### Page extract

□ □ □ □ □

Tech Draft: Still battling against the grain in 2022

Tech Draft: Still battling against the grain in 2022

Tech Draft: Still battling against the grain in 2022Pirelli introduced new 18″ Formula 1 tyres in 2022, and while “porpoising” might seem to be the most talked about issue teams are facing, tyre graining is also causing a headache as this Tech Draft will show.

It is widely acknowledged that the biggest technical challenge that Formula 1 teams are facing early on in, and because of, this new era of technical regulations is the big bounce, or “porpoising” as it is more colloquially known, and any resolution is key to improved performance as the season progresses.

However, in 2022, tyre graining is another technical battle many are fighting, once again due to the new regulations, and if not managed effectively it can have a catastrophic effect on a car’s race performance.

Graining is probably the most common tyre defect that drivers and engineers deal with in F1 and is visually identified on the tyre tread surface as a ripple effect in the rubber caused by very small tears in the surface of the rubber. It is facilitated by bits of rubber separating and tearing away from each other and then melding back together because of the high tread surface temperature.

The result is an uneven tread surface and a compromised compound that reduces grip especially in corners and under braking, essentially an unstable layer between the tarmac surface and the tyre contact patch. Friction with the road surface overheats the contact patch and radiates that heat into the compound, and works into it.

Quite often the cause of graining is oversteer and understeer as the contact patch is dragged in a particular direction and scrubbed, overheating the compound and causing it to shear and grain.

Cause of graining  can be identified by visual inspection

It is worth mentioning that most experienced engineers, and even some drivers can identify the cause of graining on visual inspection.

For the first Grand Prix of the season in Bahrain, even though the expected lateral loads an F1 car would experience there are not overly high, it was hardly surprising that because of the circuit’s well known abrasive surface, Pirelli selected to supply the teams with the three hardest tyres available, the C1, C2, and C3 compounds.

That selection seemed to work well enough, but even after the previous three-day pre-season test there the week prior, a few teams still suffered from graining, particularly on their longer race runs on the C3 Pirelli compound.

□ □ □ □ □

### Information supplied
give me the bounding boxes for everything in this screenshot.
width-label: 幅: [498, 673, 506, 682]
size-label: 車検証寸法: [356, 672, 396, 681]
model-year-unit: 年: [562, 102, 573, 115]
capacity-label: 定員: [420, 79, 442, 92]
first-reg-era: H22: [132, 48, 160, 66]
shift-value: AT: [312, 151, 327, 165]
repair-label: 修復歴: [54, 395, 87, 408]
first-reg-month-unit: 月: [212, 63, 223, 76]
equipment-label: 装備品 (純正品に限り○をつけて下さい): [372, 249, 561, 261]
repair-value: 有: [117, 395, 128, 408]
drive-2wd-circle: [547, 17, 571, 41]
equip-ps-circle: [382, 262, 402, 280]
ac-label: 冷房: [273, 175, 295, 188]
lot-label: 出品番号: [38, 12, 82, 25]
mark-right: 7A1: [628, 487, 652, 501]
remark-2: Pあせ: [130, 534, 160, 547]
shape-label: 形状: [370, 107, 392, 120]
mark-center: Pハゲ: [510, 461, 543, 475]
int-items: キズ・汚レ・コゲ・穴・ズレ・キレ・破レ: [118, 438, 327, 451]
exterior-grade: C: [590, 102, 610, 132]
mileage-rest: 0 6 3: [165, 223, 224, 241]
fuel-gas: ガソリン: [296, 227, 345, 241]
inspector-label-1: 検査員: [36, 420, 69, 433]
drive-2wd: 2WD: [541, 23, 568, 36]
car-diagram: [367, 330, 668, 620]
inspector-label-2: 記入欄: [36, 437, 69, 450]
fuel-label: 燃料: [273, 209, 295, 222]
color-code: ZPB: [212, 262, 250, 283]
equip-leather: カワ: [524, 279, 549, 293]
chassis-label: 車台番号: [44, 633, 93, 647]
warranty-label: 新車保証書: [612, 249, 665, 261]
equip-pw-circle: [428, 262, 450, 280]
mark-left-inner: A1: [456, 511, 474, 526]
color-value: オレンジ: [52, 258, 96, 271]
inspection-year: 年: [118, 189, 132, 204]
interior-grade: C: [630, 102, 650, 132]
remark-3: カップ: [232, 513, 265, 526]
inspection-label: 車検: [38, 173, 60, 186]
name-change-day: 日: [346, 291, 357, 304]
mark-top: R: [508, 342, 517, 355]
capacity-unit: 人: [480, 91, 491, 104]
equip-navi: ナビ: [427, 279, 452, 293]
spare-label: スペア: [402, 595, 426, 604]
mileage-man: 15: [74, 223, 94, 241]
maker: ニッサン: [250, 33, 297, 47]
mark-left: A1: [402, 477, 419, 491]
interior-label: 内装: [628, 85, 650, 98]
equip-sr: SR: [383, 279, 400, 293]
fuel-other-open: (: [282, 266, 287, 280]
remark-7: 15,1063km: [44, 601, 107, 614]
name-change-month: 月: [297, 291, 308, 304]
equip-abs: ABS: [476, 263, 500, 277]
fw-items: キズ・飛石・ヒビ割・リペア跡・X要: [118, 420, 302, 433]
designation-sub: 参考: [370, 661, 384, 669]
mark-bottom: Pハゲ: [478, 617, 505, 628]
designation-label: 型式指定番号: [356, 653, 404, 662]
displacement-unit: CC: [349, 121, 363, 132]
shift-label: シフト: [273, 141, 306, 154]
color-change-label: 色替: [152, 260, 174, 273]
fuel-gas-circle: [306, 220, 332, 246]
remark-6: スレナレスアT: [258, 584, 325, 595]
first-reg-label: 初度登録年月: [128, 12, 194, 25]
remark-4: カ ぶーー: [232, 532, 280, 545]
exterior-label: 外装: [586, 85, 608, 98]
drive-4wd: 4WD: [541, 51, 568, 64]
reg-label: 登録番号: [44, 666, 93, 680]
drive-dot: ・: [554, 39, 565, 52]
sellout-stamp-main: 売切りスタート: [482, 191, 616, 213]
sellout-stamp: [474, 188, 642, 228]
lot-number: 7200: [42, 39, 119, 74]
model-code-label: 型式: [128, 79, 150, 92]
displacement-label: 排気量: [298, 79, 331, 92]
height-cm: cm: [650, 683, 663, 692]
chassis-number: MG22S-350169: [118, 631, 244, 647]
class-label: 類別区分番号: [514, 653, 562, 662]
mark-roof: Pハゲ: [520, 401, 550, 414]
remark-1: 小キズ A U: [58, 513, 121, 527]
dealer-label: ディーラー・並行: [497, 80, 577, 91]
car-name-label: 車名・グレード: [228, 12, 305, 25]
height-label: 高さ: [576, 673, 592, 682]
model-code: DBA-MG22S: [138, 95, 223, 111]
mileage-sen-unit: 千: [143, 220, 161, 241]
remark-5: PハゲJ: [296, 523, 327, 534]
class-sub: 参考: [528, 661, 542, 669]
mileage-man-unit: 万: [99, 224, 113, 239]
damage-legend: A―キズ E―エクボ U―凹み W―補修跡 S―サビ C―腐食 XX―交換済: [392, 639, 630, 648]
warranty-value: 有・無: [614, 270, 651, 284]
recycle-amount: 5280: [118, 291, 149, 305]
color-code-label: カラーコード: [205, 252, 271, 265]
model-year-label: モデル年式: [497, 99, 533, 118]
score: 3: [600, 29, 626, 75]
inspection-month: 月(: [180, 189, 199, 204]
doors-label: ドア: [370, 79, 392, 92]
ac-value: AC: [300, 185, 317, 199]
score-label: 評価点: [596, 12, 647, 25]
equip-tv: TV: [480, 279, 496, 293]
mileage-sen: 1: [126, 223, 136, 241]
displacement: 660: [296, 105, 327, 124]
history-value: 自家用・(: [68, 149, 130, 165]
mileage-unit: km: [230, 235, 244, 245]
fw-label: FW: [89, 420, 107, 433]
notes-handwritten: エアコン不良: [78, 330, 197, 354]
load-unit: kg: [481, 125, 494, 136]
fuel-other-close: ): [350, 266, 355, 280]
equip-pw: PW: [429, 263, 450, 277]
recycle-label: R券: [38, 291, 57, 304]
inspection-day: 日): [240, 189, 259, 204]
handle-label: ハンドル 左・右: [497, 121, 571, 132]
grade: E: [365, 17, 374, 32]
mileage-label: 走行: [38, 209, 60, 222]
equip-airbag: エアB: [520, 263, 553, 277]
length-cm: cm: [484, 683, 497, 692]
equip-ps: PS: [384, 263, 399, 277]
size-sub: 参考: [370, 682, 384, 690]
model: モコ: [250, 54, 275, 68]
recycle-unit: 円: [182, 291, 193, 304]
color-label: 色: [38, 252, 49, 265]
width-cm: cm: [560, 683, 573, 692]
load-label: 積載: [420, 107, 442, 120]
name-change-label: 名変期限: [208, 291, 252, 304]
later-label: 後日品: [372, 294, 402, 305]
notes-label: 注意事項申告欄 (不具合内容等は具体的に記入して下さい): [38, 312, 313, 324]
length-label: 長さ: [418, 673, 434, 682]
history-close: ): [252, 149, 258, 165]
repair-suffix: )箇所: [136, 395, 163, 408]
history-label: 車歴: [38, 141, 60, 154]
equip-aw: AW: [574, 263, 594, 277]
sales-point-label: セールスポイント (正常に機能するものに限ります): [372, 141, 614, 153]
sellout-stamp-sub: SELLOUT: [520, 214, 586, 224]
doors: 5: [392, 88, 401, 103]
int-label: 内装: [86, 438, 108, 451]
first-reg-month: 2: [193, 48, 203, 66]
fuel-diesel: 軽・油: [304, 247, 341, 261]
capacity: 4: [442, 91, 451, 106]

□ □ □ □ □

### What this exercise asks
a) Decide whether each statement below agrees with the tyre graining article. For each one, answer yes or no and quote the words from the article that settle it.
(i) For the Bahrain Grand Prix, Pirelli supplied the teams with the C1, C2, and C3 compounds.
(ii) The lateral loads an F1 car was expected to face in Bahrain were very high.
(iii) Graining reduces grip mainly on straights and under acceleration.
b) Resume the tyre graining article, starting after its final sentence about teams that still suffered from graining on the C3 compound.

### Results of the tasks
a)
(i) Yes: "Pirelli selected to supply the teams with the three hardest tyres available, the C1, C2, and C3 compounds."
(ii) No: "the expected lateral loads an F1 car would experience there are not overly high"
(iii) No: "reduces grip especially in corners and under braking"

b)
The following week in Jeddah F1 teams were given the option of selecting their weekend allocation from a range one step softer with the C2, C3 and C4 compounds offered. Retrospectively, it was hardly surprising that the less abrasive surface coupled with some higher lateral loads resulted in many teams experiencing graining.

The compounds offered at the last round at Albert Park were intriguing given that as in Jeddah, the C2 and C3 compounds were available, but rather than offering the C4, it was another step harder in the C5 that was available.

Williams excelled in managing graining in Melbourne

Nevertheless, even though that additional step harder was on offer, many teams still battled graining, except for Williams who excelled with a one stop strategy in the race for Alex Albon who started on the C5 and boxed on the last lap for the C2 to satisfy regulative obligations and finished P10, which was a remarkable finish for him and his team, given its recent race form.

Several factors have widely been attributed to F1’s apparent sensitivity to graining such as the 18” tyres’ lesser sidewall compliance, stiffer suspension settings due to ground effect aerodynamics, and the fact that a ground effect car has a greater propensity to understeer with the resultant front tyre scrub as a result.

But there may very well be a time in the near future where a re-set of the expectations of the Pirelli compound’s behaviour happens because the way things are at his stage of the new era, it is a status quo in that mastering the sensitive nature of tyres  has a proportionally large influence on race results.